- _What is needed_:
In the data, extract each line that holds the string "court".

======== Dataset content ========

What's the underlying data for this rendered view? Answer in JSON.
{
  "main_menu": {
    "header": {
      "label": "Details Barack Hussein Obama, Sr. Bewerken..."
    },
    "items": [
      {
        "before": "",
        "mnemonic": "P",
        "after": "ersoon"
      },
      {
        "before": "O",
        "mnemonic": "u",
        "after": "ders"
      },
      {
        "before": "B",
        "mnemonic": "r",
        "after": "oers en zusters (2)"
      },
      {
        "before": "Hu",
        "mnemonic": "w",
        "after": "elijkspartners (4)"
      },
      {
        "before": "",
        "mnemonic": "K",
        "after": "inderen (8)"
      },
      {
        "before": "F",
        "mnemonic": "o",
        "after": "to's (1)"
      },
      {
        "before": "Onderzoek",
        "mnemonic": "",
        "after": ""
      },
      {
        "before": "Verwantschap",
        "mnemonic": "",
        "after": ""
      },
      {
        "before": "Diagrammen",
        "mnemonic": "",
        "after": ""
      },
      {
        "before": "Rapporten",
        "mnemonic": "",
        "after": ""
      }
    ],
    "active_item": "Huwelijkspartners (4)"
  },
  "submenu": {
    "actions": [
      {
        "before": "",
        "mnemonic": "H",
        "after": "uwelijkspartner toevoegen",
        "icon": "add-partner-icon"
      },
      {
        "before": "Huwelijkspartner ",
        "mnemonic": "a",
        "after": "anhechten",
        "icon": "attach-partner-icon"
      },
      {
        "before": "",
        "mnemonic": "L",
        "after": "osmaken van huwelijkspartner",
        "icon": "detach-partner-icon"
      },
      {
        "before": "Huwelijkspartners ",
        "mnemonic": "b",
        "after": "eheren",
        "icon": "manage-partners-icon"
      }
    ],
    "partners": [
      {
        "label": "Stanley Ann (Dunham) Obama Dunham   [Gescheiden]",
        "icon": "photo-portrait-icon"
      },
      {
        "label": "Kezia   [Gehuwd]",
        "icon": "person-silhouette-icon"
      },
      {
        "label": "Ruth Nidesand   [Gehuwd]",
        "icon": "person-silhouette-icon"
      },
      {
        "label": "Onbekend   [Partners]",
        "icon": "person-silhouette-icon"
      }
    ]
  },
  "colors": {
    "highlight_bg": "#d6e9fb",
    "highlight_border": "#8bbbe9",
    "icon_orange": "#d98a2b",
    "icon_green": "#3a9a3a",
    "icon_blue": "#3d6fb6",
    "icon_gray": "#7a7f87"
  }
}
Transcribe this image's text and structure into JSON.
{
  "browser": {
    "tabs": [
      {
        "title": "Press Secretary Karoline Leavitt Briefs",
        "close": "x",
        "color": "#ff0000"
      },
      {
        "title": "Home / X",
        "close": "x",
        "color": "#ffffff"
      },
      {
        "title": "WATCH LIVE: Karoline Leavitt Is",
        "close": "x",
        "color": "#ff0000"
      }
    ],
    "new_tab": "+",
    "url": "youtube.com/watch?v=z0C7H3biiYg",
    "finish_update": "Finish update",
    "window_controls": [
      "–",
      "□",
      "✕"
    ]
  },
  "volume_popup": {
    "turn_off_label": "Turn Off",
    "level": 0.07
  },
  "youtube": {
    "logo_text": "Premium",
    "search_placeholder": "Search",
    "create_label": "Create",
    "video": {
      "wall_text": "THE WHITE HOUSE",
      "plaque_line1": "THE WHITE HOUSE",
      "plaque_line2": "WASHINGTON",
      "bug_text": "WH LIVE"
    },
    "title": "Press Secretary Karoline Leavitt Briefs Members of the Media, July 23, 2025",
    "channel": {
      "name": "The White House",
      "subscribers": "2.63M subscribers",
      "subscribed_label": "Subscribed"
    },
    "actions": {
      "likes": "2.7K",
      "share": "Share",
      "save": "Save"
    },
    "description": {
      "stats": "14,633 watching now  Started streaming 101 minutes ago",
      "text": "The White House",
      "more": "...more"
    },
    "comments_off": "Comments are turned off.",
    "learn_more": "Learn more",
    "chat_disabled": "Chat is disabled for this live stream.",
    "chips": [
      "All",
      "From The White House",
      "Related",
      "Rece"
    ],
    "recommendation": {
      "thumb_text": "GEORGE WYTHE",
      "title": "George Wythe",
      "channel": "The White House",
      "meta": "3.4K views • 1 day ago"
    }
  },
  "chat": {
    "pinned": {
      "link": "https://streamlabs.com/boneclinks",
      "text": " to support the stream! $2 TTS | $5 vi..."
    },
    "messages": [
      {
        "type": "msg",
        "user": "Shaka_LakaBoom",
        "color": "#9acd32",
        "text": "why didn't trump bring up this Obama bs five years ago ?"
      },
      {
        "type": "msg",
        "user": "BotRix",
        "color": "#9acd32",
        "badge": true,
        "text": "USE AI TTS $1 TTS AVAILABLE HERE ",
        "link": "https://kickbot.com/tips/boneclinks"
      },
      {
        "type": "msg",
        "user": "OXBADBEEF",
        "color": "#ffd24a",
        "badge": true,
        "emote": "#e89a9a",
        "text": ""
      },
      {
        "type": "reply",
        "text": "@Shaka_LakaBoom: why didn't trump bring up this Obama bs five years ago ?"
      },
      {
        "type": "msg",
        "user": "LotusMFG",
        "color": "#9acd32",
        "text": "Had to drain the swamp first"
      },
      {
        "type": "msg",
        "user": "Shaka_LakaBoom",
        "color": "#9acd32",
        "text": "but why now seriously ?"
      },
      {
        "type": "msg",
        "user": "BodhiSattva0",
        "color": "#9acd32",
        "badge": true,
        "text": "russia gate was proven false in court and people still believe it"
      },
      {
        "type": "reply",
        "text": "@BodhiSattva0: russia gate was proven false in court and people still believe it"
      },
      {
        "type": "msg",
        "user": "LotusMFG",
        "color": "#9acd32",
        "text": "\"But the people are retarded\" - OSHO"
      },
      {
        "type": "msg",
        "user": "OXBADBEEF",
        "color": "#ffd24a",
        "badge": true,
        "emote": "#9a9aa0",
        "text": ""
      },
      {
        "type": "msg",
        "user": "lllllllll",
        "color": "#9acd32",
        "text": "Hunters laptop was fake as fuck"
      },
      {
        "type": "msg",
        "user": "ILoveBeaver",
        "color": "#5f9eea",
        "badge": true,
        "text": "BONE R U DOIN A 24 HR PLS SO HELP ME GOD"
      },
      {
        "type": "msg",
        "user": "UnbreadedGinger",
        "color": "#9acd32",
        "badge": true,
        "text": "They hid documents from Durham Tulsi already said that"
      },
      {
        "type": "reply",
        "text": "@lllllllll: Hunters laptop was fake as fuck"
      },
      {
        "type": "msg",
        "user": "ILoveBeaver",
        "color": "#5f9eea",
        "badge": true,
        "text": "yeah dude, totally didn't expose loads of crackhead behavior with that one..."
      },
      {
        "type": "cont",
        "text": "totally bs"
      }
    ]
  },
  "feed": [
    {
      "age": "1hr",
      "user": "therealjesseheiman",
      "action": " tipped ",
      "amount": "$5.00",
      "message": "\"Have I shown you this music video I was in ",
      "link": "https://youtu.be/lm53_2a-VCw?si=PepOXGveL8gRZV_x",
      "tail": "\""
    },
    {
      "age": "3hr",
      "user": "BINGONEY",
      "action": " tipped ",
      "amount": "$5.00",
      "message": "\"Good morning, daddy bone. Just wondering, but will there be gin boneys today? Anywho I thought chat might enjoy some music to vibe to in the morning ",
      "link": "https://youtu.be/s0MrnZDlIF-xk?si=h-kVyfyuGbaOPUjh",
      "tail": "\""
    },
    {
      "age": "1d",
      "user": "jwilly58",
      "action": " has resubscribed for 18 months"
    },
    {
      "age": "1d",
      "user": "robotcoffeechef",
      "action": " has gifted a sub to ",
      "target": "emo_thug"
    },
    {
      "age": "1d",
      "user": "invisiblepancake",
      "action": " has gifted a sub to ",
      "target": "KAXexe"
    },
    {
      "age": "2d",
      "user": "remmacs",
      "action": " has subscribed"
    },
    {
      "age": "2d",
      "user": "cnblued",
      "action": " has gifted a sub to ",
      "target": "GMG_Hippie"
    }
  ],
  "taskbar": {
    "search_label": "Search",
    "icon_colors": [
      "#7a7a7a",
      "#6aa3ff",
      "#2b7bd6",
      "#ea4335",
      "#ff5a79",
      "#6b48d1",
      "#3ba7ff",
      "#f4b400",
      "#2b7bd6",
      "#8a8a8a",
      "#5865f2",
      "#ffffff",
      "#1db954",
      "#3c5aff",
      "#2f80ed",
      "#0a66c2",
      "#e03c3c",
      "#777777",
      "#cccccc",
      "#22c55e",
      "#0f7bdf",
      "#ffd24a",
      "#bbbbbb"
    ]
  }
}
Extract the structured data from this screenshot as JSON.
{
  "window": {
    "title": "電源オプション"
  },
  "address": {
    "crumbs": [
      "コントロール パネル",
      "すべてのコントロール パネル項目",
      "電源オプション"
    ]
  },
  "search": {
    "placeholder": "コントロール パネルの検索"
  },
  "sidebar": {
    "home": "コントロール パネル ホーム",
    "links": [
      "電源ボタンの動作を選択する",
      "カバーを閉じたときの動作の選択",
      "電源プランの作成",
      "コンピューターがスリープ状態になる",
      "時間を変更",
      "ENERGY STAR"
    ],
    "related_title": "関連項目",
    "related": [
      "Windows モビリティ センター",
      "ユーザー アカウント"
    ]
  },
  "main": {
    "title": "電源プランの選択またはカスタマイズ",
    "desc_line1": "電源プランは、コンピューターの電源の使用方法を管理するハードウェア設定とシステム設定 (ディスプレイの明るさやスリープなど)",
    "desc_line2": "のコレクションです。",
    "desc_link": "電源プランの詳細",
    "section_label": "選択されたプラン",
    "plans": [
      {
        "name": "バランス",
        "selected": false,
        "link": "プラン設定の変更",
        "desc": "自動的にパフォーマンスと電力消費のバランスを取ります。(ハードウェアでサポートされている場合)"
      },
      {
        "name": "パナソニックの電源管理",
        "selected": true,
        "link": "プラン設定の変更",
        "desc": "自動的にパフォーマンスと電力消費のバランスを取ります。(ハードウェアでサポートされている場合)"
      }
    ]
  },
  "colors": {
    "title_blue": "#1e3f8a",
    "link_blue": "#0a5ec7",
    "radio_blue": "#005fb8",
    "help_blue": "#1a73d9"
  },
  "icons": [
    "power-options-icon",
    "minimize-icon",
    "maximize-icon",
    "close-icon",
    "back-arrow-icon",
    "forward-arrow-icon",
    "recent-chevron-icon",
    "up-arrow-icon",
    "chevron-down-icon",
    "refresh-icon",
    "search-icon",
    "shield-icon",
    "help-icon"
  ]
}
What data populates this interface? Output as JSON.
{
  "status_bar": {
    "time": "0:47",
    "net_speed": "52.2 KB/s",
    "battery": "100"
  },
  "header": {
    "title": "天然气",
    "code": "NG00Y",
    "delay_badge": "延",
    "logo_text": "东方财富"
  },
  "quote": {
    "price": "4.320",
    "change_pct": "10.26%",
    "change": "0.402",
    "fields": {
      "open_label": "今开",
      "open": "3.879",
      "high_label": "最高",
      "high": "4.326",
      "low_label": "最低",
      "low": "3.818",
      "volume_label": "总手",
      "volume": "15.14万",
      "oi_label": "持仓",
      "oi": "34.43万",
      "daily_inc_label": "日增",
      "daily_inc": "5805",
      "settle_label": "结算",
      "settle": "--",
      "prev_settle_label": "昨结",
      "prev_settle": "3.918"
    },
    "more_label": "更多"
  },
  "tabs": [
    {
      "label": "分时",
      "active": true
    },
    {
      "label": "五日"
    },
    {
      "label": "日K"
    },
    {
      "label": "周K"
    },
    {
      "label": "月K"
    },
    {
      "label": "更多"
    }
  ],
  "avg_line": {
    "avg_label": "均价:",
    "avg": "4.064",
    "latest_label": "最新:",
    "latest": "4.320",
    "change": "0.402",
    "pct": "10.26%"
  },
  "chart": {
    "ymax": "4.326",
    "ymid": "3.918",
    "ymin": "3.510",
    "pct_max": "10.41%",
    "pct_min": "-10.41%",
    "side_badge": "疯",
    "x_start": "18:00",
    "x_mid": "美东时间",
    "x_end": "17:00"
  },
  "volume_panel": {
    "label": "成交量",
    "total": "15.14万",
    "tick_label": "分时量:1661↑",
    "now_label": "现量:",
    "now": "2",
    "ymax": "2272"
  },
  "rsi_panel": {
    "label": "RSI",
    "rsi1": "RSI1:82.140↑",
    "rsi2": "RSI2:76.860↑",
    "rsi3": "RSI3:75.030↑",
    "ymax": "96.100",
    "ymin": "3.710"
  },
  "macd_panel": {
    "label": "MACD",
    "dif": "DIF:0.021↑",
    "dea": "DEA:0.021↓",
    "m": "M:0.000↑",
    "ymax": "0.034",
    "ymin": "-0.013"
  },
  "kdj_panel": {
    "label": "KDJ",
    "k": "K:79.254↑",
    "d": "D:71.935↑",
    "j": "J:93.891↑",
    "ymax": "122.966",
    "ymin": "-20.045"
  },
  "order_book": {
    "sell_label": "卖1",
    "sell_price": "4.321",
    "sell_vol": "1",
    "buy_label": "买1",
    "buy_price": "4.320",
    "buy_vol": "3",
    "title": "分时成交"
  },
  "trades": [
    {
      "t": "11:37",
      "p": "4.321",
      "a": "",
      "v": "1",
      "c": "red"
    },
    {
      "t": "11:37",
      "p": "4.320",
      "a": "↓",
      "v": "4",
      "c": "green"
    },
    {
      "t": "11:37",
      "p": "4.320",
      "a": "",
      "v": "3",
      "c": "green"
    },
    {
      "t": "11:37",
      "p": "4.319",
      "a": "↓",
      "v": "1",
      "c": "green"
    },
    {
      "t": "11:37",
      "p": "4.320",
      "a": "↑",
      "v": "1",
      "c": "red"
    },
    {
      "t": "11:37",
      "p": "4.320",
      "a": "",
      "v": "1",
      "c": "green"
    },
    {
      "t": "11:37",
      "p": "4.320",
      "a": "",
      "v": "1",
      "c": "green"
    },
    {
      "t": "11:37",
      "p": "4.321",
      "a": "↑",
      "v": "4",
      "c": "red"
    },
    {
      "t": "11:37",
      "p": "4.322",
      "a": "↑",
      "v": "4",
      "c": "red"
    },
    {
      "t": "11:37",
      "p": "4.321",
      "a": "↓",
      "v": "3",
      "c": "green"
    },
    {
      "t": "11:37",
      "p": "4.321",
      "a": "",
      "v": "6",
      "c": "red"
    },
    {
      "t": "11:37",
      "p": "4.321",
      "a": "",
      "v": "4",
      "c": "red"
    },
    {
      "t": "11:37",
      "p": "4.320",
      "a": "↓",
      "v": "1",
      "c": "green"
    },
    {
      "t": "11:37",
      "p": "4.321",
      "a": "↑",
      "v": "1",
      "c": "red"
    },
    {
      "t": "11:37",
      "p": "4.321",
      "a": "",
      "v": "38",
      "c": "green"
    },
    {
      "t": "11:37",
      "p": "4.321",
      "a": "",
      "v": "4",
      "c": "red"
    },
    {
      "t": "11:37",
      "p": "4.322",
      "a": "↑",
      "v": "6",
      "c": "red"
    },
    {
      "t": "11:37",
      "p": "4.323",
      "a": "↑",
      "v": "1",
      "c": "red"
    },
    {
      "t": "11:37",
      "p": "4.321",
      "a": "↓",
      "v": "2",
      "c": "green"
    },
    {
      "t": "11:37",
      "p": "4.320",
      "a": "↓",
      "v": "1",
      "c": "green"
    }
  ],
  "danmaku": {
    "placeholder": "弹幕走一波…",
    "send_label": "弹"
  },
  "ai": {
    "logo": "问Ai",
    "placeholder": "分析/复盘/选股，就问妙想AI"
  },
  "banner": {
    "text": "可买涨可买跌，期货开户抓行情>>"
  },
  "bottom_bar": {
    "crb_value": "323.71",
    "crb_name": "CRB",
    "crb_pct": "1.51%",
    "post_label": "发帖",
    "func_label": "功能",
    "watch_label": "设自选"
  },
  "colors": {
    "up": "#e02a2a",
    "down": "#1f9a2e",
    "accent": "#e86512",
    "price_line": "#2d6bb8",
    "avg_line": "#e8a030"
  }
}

========

- _Exercise answer_:
        "text": "russia gate was proven false in court and people still believe it"
        "text": "@BodhiSattva0: russia gate was proven false in court and people still believe it"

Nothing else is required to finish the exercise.